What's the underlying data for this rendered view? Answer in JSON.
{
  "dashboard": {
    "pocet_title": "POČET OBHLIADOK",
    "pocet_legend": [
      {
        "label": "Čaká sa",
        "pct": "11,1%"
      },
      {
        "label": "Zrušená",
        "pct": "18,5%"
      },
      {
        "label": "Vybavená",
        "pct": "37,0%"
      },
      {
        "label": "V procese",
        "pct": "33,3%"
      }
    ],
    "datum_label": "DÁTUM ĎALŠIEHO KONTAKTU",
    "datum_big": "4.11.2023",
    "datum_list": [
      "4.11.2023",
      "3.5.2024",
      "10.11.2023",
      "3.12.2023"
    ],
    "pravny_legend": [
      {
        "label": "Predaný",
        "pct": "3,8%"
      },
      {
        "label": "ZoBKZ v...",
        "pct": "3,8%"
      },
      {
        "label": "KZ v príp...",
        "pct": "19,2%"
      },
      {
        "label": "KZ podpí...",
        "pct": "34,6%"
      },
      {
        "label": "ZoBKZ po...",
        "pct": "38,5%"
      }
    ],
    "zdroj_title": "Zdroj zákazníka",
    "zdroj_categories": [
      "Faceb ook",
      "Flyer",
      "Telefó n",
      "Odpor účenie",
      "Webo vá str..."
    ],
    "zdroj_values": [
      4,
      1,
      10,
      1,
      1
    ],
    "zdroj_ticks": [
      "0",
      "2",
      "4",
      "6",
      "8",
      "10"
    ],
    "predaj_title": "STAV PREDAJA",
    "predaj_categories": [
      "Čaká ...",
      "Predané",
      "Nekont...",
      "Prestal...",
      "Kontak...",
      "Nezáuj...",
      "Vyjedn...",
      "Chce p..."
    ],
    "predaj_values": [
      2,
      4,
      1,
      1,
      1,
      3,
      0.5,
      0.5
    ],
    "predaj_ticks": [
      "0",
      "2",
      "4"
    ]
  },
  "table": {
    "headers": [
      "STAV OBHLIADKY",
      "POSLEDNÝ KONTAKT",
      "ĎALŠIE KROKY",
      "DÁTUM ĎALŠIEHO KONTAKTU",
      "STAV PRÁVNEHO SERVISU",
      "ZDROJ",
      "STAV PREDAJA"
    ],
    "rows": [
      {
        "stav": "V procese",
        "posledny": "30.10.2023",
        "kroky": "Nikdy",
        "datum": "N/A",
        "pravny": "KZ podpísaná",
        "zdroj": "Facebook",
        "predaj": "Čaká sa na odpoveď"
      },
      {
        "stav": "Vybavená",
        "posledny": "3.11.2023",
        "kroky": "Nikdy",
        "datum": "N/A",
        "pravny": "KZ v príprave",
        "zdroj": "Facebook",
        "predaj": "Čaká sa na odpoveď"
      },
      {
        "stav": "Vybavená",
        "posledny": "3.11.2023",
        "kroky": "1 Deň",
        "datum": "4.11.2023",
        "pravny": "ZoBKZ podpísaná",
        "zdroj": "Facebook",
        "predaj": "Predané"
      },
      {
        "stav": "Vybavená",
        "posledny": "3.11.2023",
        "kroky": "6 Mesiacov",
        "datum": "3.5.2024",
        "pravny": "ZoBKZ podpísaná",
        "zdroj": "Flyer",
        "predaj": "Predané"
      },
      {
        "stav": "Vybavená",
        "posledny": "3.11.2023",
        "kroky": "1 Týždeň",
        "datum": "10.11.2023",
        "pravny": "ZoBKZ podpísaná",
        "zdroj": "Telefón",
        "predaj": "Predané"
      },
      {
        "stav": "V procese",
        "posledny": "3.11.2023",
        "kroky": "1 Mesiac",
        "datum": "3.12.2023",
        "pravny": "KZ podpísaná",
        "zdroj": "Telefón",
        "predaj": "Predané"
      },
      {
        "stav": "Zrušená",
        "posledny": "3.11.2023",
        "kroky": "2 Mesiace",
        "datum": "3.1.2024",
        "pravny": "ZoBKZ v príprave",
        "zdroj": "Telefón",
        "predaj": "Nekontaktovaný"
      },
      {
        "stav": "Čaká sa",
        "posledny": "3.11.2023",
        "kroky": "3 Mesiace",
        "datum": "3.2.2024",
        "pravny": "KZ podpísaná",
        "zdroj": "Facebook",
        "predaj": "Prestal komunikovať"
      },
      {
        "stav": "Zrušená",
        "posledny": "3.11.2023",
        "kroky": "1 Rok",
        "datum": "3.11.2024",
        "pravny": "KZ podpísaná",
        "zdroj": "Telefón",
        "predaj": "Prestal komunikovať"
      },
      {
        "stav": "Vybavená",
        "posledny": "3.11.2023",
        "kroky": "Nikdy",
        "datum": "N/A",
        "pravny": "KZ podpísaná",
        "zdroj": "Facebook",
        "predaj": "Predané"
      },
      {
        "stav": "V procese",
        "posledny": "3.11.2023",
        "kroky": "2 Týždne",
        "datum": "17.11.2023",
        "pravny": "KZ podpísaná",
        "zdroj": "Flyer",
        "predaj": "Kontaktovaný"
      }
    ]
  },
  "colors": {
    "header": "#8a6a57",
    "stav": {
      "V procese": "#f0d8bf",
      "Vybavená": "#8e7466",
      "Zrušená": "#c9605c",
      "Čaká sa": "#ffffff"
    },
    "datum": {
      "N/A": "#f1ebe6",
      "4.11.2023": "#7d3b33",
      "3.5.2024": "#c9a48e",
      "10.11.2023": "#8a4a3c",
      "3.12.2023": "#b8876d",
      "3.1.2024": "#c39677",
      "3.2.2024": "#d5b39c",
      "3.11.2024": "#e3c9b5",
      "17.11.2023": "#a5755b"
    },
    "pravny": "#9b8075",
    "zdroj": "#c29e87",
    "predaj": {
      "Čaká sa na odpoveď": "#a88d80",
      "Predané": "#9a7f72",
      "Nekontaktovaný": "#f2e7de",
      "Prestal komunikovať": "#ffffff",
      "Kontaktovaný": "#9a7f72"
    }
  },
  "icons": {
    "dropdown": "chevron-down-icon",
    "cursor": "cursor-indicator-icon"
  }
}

* * *

» **What the task asks**: Please quote every record above exactly as it appears.

» **Full output**:
What's the underlying data for this rendered view? Answer in JSON.
{
  "dashboard": {
    "pocet_title": "POČET OBHLIADOK",
    "pocet_legend": [
      {
        "label": "Čaká sa",
        "pct": "11,1%"
      },
      {
        "label": "Zrušená",
        "pct": "18,5%"
      },
      {
        "label": "Vybavená",
        "pct": "37,0%"
      },
      {
        "label": "V procese",
        "pct": "33,3%"
      }
    ],
    "datum_label": "DÁTUM ĎALŠIEHO KONTAKTU",
    "datum_big": "4.11.2023",
    "datum_list": [
      "4.11.2023",
      "3.5.2024",
      "10.11.2023",
      "3.12.2023"
    ],
    "pravny_legend": [
      {
        "label": "Predaný",
        "pct": "3,8%"
      },
      {
        "label": "ZoBKZ v...",
        "pct": "3,8%"
      },
      {
        "label": "KZ v príp...",
        "pct": "19,2%"
      },
      {
        "label": "KZ podpí...",
        "pct": "34,6%"
      },
      {
        "label": "ZoBKZ po...",
        "pct": "38,5%"
      }
    ],
    "zdroj_title": "Zdroj zákazníka",
    "zdroj_categories": [
      "Faceb ook",
      "Flyer",
      "Telefó n",
      "Odpor účenie",
      "Webo vá str..."
    ],
    "zdroj_values": [
      4,
      1,
      10,
      1,
      1
    ],
    "zdroj_ticks": [
      "0",
      "2",
      "4",
      "6",
      "8",
      "10"
    ],
    "predaj_title": "STAV PREDAJA",
    "predaj_categories": [
      "Čaká ...",
      "Predané",
      "Nekont...",
      "Prestal...",
      "Kontak...",
      "Nezáuj...",
      "Vyjedn...",
      "Chce p..."
    ],
    "predaj_values": [
      2,
      4,
      1,
      1,
      1,
      3,
      0.5,
      0.5
    ],
    "predaj_ticks": [
      "0",
      "2",
      "4"
    ]
  },
  "table": {
    "headers": [
      "STAV OBHLIADKY",
      "POSLEDNÝ KONTAKT",
      "ĎALŠIE KROKY",
      "DÁTUM ĎALŠIEHO KONTAKTU",
      "STAV PRÁVNEHO SERVISU",
      "ZDROJ",
      "STAV PREDAJA"
    ],
    "rows": [
      {
        "stav": "V procese",
        "posledny": "30.10.2023",
        "kroky": "Nikdy",
        "datum": "N/A",
        "pravny": "KZ podpísaná",
        "zdroj": "Facebook",
        "predaj": "Čaká sa na odpoveď"
      },
      {
        "stav": "Vybavená",
        "posledny": "3.11.2023",
        "kroky": "Nikdy",
        "datum": "N/A",
        "pravny": "KZ v príprave",
        "zdroj": "Facebook",
        "predaj": "Čaká sa na odpoveď"
      },
      {
        "stav": "Vybavená",
        "posledny": "3.11.2023",
        "kroky": "1 Deň",
        "datum": "4.11.2023",
        "pravny": "ZoBKZ podpísaná",
        "zdroj": "Facebook",
        "predaj": "Predané"
      },
      {
        "stav": "Vybavená",
        "posledny": "3.11.2023",
        "kroky": "6 Mesiacov",
        "datum": "3.5.2024",
        "pravny": "ZoBKZ podpísaná",
        "zdroj": "Flyer",
        "predaj": "Predané"
      },
      {
        "stav": "Vybavená",
        "posledny": "3.11.2023",
        "kroky": "1 Týždeň",
        "datum": "10.11.2023",
        "pravny": "ZoBKZ podpísaná",
        "zdroj": "Telefón",
        "predaj": "Predané"
      },
      {
        "stav": "V procese",
        "posledny": "3.11.2023",
        "kroky": "1 Mesiac",
        "datum": "3.12.2023",
        "pravny": "KZ podpísaná",
        "zdroj": "Telefón",
        "predaj": "Predané"
      },
      {
        "stav": "Zrušená",
        "posledny": "3.11.2023",
        "kroky": "2 Mesiace",
        "datum": "3.1.2024",
        "pravny": "ZoBKZ v príprave",
        "zdroj": "Telefón",
        "predaj": "Nekontaktovaný"
      },
      {
        "stav": "Čaká sa",
        "posledny": "3.11.2023",
        "kroky": "3 Mesiace",
        "datum": "3.2.2024",
        "pravny": "KZ podpísaná",
        "zdroj": "Facebook",
        "predaj": "Prestal komunikovať"
      },
      {
        "stav": "Zrušená",
        "posledny": "3.11.2023",
        "kroky": "1 Rok",
        "datum": "3.11.2024",
        "pravny": "KZ podpísaná",
        "zdroj": "Telefón",
        "predaj": "Prestal komunikovať"
      },
      {
        "stav": "Vybavená",
        "posledny": "3.11.2023",
        "kroky": "Nikdy",
        "datum": "N/A",
        "pravny": "KZ podpísaná",
        "zdroj": "Facebook",
        "predaj": "Predané"
      },
      {
        "stav": "V procese",
        "posledny": "3.11.2023",
        "kroky": "2 Týždne",
        "datum": "17.11.2023",
        "pravny": "KZ podpísaná",
        "zdroj": "Flyer",
        "predaj": "Kontaktovaný"
      }
    ]
  },
  "colors": {
    "header": "#8a6a57",
    "stav": {
      "V procese": "#f0d8bf",
      "Vybavená": "#8e7466",
      "Zrušená": "#c9605c",
      "Čaká sa": "#ffffff"
    },
    "datum": {
      "N/A": "#f1ebe6",
      "4.11.2023": "#7d3b33",
      "3.5.2024": "#c9a48e",
      "10.11.2023": "#8a4a3c",
      "3.12.2023": "#b8876d",
      "3.1.2024": "#c39677",
      "3.2.2024": "#d5b39c",
      "3.11.2024": "#e3c9b5",
      "17.11.2023": "#a5755b"
    },
    "pravny": "#9b8075",
    "zdroj": "#c29e87",
    "predaj": {
      "Čaká sa na odpoveď": "#a88d80",
      "Predané": "#9a7f72",
      "Nekontaktovaný": "#f2e7de",
      "Prestal komunikovať": "#ffffff",
      "Kontaktovaný": "#9a7f72"
    }
  },
  "icons": {
    "dropdown": "chevron-down-icon",
    "cursor": "cursor-indicator-icon"
  }
}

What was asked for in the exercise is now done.